STORED ROWS:
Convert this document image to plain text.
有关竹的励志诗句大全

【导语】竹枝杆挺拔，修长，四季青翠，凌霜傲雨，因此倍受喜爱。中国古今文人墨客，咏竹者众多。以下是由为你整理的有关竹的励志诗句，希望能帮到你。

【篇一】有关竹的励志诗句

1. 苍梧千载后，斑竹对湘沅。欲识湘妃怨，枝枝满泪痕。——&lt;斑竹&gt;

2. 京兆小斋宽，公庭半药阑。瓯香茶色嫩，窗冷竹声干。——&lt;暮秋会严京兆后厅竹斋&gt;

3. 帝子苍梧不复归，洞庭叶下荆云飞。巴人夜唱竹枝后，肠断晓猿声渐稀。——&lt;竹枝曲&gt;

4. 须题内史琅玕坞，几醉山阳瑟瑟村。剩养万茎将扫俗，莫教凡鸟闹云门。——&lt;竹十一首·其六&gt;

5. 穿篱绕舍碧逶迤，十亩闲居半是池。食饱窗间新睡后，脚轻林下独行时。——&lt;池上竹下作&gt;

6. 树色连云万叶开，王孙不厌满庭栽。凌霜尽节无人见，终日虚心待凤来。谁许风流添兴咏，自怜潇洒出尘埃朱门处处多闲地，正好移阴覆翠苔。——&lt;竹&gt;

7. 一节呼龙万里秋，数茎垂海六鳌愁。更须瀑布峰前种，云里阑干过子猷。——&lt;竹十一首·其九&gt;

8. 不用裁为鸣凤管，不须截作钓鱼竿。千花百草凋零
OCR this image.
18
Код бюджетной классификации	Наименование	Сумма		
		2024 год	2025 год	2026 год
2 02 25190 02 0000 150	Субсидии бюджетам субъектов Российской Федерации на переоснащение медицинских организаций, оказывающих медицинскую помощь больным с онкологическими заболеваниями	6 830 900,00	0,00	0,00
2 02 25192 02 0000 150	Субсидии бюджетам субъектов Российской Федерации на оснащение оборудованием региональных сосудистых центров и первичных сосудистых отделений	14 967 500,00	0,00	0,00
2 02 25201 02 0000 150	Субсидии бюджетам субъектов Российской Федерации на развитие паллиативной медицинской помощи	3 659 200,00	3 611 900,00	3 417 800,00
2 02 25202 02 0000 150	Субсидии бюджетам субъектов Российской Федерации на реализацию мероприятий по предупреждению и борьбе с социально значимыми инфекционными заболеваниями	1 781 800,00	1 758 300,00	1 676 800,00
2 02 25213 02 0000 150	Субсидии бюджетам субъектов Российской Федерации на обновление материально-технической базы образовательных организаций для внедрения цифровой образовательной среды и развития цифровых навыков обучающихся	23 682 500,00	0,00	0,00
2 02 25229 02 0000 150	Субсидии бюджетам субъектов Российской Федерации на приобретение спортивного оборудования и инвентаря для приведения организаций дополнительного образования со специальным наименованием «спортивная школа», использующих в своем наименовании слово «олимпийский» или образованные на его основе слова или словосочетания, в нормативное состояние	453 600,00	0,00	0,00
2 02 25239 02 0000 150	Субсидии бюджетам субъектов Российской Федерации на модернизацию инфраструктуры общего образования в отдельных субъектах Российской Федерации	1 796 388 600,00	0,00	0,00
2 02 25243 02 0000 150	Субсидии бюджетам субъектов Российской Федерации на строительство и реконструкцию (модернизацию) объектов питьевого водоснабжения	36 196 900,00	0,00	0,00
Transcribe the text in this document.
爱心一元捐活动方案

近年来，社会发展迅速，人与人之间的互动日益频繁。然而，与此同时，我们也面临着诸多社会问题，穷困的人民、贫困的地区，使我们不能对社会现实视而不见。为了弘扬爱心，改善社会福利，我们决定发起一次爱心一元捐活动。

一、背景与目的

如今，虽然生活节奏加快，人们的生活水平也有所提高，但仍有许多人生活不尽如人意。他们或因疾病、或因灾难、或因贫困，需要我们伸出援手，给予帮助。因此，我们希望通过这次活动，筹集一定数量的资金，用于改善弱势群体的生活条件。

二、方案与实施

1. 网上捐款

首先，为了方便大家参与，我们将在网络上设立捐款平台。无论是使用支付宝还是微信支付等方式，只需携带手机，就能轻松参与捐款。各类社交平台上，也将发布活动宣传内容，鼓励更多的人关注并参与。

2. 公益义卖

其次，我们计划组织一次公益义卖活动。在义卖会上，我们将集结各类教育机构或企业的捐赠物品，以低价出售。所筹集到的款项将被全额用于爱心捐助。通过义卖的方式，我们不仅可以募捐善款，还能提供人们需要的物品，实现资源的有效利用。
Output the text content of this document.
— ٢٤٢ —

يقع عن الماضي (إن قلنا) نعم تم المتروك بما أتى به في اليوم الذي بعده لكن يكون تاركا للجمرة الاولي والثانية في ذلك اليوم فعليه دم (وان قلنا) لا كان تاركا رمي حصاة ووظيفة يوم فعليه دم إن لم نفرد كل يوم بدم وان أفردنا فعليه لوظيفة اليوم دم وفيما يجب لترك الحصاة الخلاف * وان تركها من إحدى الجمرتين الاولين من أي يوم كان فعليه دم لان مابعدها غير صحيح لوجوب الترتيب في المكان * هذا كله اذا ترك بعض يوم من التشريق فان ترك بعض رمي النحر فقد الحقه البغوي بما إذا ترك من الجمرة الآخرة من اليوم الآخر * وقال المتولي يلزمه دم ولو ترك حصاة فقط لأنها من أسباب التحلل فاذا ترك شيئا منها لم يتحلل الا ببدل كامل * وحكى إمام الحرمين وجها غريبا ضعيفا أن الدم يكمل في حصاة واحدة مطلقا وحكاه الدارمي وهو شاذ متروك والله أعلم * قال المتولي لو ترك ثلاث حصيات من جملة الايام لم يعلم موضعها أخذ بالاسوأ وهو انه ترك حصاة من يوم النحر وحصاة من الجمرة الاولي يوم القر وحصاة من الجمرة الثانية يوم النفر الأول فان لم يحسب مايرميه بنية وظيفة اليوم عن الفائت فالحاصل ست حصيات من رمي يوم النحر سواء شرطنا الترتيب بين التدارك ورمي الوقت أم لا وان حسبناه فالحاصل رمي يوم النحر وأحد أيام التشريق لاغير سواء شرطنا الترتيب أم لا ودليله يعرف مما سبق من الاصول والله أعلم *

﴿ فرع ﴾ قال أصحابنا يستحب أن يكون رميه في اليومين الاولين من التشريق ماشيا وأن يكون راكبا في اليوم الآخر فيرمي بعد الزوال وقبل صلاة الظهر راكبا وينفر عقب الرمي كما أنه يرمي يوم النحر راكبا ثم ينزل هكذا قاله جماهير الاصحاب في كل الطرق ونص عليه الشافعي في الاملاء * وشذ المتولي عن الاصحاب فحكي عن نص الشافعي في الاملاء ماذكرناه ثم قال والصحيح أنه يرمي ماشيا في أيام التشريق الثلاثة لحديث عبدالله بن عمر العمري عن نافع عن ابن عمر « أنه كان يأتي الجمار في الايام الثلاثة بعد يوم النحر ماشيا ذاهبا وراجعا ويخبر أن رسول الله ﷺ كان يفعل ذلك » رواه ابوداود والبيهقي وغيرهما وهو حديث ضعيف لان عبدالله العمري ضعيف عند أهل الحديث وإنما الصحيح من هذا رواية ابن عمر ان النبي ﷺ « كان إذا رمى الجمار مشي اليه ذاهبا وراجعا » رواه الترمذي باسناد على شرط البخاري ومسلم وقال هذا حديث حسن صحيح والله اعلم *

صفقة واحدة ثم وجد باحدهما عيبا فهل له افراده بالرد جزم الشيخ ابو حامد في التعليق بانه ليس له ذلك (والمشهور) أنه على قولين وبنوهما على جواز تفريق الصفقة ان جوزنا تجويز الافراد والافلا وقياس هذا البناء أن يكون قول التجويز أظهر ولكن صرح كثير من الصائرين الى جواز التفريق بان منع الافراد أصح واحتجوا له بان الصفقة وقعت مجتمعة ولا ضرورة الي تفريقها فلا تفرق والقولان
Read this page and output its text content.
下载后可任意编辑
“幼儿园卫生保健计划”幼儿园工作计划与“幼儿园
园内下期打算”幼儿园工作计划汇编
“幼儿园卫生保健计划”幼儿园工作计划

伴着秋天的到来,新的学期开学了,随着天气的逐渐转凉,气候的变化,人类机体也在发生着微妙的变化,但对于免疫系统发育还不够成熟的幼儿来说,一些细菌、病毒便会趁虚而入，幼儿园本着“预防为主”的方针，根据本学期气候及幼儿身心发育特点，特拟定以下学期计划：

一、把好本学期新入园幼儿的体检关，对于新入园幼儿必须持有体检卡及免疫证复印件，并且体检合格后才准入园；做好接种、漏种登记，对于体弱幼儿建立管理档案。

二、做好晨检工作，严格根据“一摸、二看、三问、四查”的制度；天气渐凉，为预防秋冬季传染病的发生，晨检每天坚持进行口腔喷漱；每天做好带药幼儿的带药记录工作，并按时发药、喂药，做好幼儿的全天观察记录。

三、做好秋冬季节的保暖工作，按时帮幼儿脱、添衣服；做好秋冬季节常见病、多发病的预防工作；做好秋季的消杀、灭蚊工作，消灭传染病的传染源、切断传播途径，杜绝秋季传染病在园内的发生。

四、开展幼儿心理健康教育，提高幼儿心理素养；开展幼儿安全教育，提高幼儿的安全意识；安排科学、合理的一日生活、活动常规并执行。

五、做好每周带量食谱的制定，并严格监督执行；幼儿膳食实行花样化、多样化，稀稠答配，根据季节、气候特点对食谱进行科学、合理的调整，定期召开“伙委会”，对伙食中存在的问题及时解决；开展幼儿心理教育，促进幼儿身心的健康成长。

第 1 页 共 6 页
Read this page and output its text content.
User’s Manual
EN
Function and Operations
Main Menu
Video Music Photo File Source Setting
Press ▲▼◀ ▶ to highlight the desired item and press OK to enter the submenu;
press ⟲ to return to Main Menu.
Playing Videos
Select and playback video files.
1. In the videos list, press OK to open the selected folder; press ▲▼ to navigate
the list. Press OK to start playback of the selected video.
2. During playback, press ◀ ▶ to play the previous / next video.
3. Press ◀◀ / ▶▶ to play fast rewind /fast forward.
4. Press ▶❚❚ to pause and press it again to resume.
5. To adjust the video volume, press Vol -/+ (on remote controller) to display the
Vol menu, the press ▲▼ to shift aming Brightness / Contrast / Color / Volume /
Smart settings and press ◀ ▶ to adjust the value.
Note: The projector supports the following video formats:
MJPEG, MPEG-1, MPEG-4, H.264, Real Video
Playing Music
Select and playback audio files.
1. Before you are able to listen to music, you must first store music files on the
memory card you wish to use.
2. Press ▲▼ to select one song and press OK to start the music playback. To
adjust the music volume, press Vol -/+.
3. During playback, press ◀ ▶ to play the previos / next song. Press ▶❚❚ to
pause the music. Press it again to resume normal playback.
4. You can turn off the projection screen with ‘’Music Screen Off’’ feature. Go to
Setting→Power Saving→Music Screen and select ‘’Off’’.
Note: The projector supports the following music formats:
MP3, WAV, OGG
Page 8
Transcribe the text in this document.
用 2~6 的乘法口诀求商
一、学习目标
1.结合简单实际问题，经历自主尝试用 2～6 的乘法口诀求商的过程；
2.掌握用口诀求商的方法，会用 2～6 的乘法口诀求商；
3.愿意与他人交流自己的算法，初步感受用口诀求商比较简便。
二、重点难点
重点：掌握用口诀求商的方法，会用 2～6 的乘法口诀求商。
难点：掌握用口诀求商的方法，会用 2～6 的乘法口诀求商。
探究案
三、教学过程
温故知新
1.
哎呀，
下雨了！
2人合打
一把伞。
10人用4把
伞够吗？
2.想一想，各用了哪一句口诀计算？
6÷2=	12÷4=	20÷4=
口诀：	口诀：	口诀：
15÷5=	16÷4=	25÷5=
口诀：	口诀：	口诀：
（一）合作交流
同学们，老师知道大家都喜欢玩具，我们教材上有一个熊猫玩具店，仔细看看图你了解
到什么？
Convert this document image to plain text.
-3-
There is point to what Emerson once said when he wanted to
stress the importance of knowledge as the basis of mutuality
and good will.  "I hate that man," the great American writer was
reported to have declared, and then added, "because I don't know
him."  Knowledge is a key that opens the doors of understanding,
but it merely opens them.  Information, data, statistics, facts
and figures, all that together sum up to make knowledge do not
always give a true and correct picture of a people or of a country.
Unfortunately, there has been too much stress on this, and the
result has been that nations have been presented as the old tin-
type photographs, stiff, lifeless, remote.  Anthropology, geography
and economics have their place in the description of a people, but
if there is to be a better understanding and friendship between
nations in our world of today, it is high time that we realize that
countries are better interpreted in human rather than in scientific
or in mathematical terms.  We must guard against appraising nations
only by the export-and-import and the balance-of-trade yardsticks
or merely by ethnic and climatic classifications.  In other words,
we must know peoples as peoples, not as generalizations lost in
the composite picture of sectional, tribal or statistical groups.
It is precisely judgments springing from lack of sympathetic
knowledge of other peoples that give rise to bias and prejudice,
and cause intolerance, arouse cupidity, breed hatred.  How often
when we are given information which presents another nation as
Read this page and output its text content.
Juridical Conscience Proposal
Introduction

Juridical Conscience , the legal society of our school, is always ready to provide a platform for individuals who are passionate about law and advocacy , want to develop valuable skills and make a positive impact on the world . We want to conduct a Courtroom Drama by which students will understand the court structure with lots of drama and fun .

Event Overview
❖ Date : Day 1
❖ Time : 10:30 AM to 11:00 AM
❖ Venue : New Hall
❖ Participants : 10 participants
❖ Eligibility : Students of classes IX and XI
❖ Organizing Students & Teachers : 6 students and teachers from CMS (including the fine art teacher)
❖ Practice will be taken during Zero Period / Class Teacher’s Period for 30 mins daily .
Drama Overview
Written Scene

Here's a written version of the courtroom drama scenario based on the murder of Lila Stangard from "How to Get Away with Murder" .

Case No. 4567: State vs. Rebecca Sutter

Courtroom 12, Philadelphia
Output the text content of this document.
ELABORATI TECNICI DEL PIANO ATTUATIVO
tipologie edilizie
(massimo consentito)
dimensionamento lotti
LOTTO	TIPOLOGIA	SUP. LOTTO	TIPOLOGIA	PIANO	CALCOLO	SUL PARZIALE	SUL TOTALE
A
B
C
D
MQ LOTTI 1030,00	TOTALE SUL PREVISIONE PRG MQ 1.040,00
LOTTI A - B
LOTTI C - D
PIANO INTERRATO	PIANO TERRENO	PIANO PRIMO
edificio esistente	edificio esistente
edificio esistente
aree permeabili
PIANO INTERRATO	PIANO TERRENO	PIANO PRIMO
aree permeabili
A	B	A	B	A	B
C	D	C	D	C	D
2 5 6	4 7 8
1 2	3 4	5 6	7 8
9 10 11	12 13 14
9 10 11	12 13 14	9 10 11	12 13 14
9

SET PROBLEM:
Copy, from the material above, each line in which the string "Conscience" occurs.

SOLUTION:
Juridical Conscience Proposal
Juridical Conscience , the legal society of our school, is always ready to provide a platform for individuals who are passionate about law and advocacy , want to develop valuable skills and make a positive impact on the world . We want to conduct a Courtroom Drama by which students will understand the court structure with lots of drama and fun .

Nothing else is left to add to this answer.